Print the entries below word for word; the pictures stay out of your copy.

----- Record set

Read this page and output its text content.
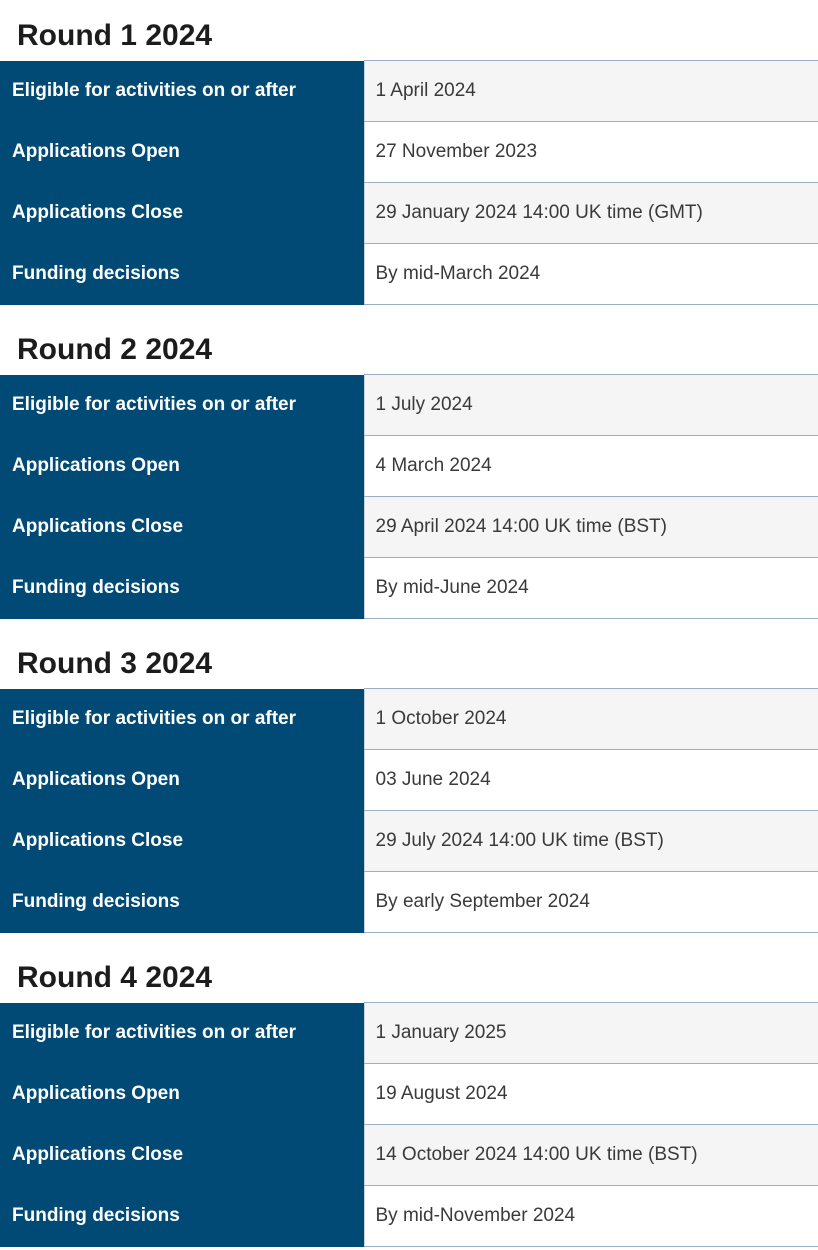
Round 1 2024
Eligible for activities on or after	1 April 2024
Applications Open	27 November 2023
Applications Close	29 January 2024 14:00 UK time (GMT)
Funding decisions	By mid-March 2024
Round 2 2024
Eligible for activities on or after	1 July 2024
Applications Open	4 March 2024
Applications Close	29 April 2024 14:00 UK time (BST)
Funding decisions	By mid-June 2024
Round 3 2024
Eligible for activities on or after	1 October 2024
Applications Open	03 June 2024
Applications Close	29 July 2024 14:00 UK time (BST)
Funding decisions	By early September 2024
Round 4 2024
Eligible for activities on or after	1 January 2025
Applications Open	19 August 2024
Applications Close	14 October 2024 14:00 UK time (BST)
Funding decisions	By mid-November 2024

----------

> [Exercise solution]
Read this page and output its text content.
Round 1 2024
Eligible for activities on or after	1 April 2024
Applications Open	27 November 2023
Applications Close	29 January 2024 14:00 UK time (GMT)
Funding decisions	By mid-March 2024
Round 2 2024
Eligible for activities on or after	1 July 2024
Applications Open	4 March 2024
Applications Close	29 April 2024 14:00 UK time (BST)
Funding decisions	By mid-June 2024
Round 3 2024
Eligible for activities on or after	1 October 2024
Applications Open	03 June 2024
Applications Close	29 July 2024 14:00 UK time (BST)
Funding decisions	By early September 2024
Round 4 2024
Eligible for activities on or after	1 January 2025
Applications Open	19 August 2024
Applications Close	14 October 2024 14:00 UK time (BST)
Funding decisions	By mid-November 2024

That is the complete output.